(SET EXERCISE)
Return the entries below verbatim. Pictures stay out.

------

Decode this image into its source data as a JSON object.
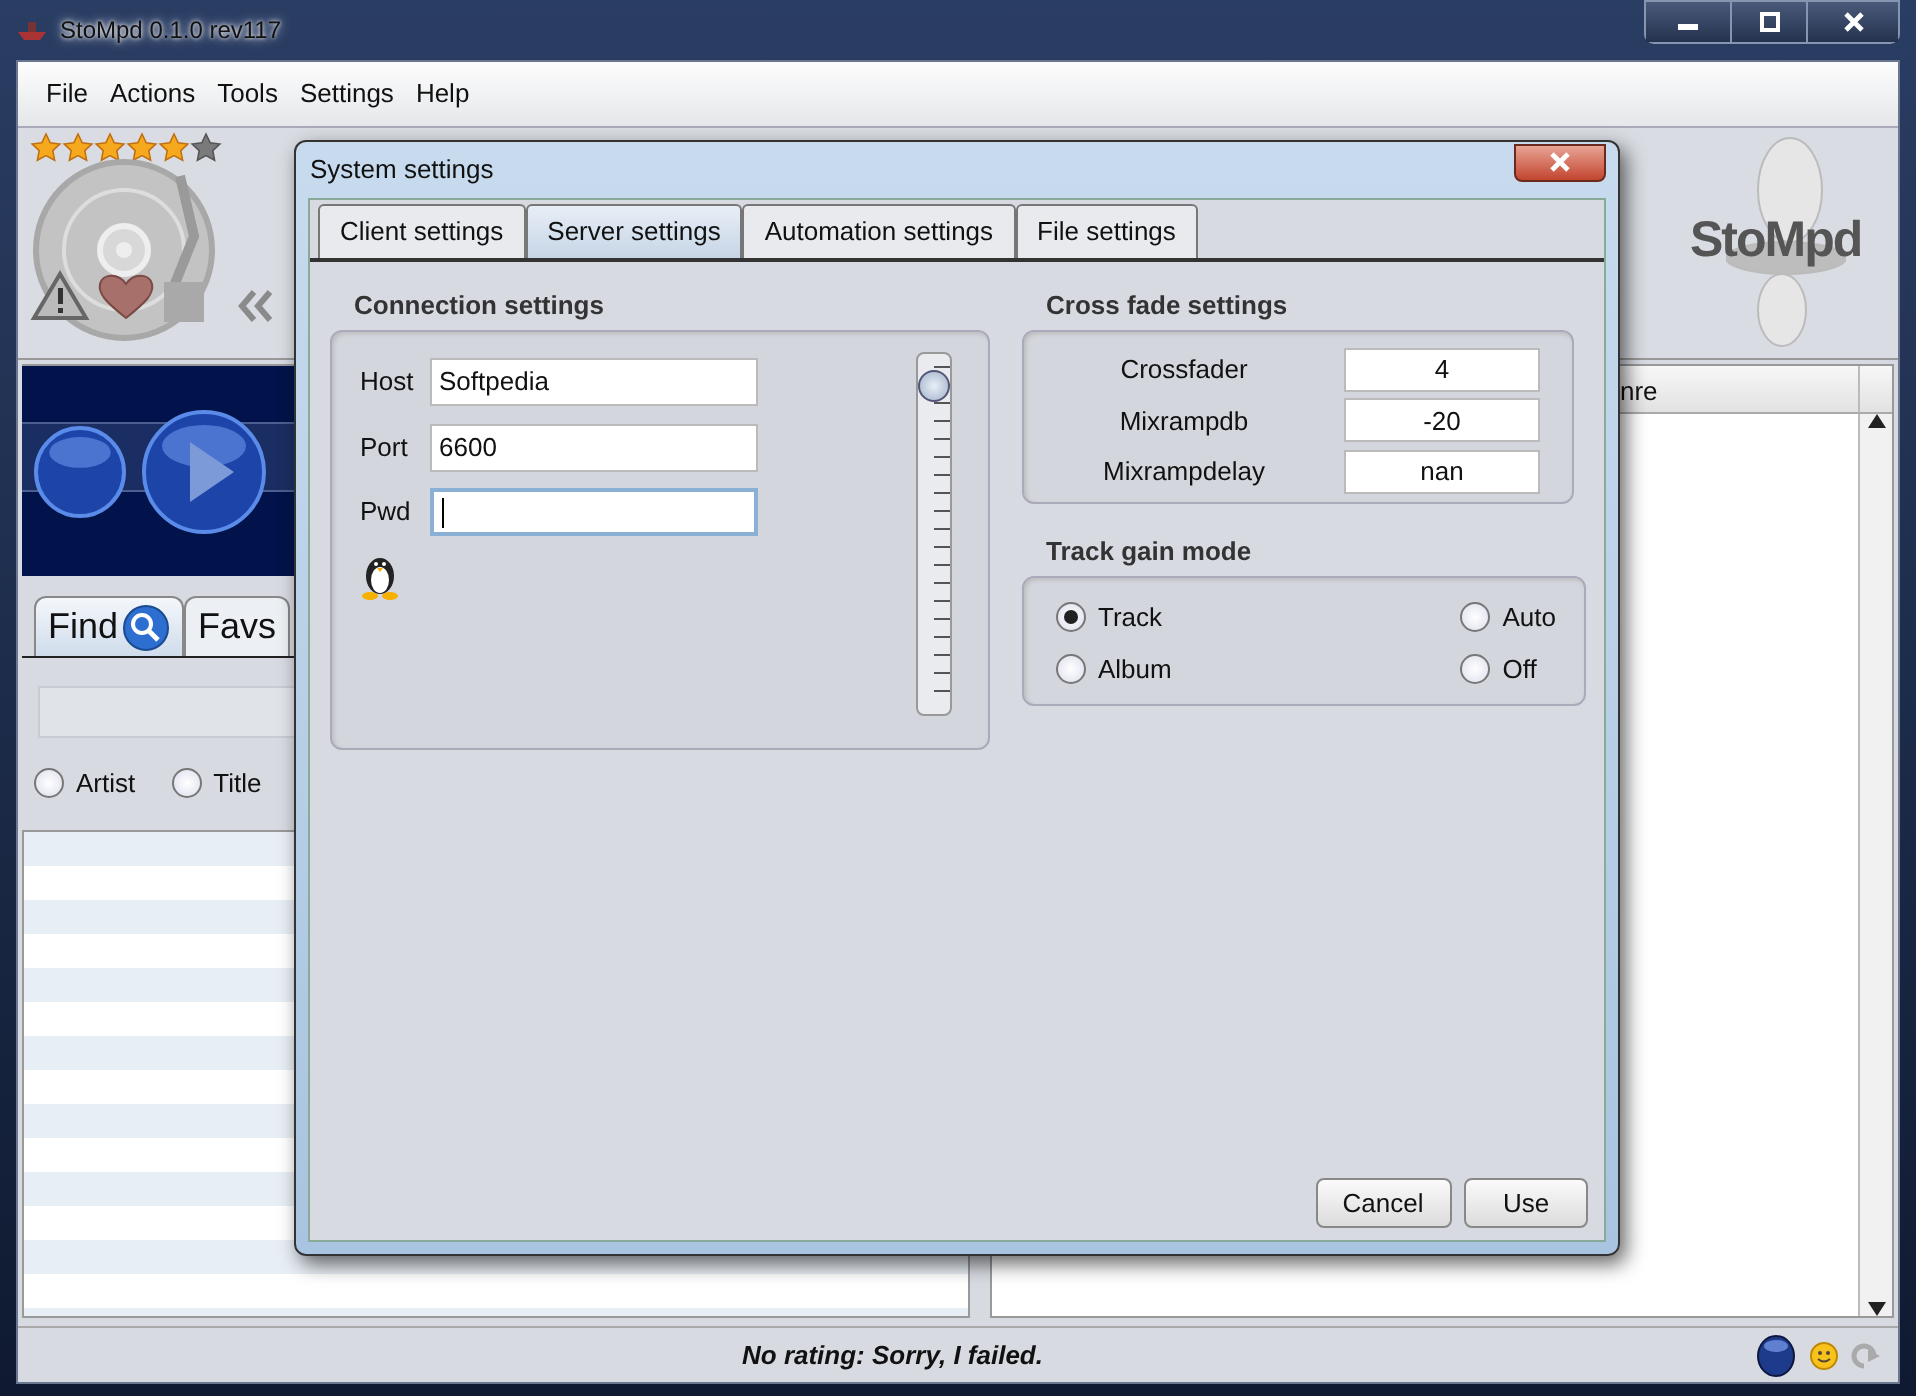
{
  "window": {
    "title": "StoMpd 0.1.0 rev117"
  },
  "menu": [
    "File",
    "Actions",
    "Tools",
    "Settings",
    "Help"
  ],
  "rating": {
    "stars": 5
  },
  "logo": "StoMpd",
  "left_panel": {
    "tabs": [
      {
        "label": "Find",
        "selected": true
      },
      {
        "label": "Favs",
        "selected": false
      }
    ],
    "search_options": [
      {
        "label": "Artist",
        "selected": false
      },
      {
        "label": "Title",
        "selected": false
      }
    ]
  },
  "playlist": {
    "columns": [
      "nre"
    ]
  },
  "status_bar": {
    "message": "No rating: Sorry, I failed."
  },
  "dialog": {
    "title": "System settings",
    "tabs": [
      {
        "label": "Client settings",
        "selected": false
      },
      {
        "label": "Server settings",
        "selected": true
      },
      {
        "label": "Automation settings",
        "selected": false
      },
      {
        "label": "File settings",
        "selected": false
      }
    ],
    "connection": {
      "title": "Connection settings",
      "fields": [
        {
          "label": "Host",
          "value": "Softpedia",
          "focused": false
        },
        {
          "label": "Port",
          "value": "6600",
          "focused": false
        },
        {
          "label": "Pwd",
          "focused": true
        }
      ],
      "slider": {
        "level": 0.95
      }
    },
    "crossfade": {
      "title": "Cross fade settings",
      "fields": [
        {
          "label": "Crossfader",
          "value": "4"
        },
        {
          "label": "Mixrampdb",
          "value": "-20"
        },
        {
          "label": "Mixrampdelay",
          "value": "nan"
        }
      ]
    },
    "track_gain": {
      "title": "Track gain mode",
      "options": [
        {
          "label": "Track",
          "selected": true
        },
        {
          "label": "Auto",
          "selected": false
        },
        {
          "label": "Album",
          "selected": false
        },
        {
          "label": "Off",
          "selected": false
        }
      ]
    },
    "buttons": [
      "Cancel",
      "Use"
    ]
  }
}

------

(TASK SOLUTION)
Decode this image into its source data as a JSON object.
{
  "window": {
    "title": "StoMpd 0.1.0 rev117"
  },
  "menu": [
    "File",
    "Actions",
    "Tools",
    "Settings",
    "Help"
  ],
  "rating": {
    "stars": 5
  },
  "logo": "StoMpd",
  "left_panel": {
    "tabs": [
      {
        "label": "Find",
        "selected": true
      },
      {
        "label": "Favs",
        "selected": false
      }
    ],
    "search_options": [
      {
        "label": "Artist",
        "selected": false
      },
      {
        "label": "Title",
        "selected": false
      }
    ]
  },
  "playlist": {
    "columns": [
      "nre"
    ]
  },
  "status_bar": {
    "message": "No rating: Sorry, I failed."
  },
  "dialog": {
    "title": "System settings",
    "tabs": [
      {
        "label": "Client settings",
        "selected": false
      },
      {
        "label": "Server settings",
        "selected": true
      },
      {
        "label": "Automation settings",
        "selected": false
      },
      {
        "label": "File settings",
        "selected": false
      }
    ],
    "connection": {
      "title": "Connection settings",
      "fields": [
        {
          "label": "Host",
          "value": "Softpedia",
          "focused": false
        },
        {
          "label": "Port",
          "value": "6600",
          "focused": false
        },
        {
          "label": "Pwd",
          "focused": true
        }
      ],
      "slider": {
        "level": 0.95
      }
    },
    "crossfade": {
      "title": "Cross fade settings",
      "fields": [
        {
          "label": "Crossfader",
          "value": "4"
        },
        {
          "label": "Mixrampdb",
          "value": "-20"
        },
        {
          "label": "Mixrampdelay",
          "value": "nan"
        }
      ]
    },
    "track_gain": {
      "title": "Track gain mode",
      "options": [
        {
          "label": "Track",
          "selected": true
        },
        {
          "label": "Auto",
          "selected": false
        },
        {
          "label": "Album",
          "selected": false
        },
        {
          "label": "Off",
          "selected": false
        }
      ]
    },
    "buttons": [
      "Cancel",
      "Use"
    ]
  }
}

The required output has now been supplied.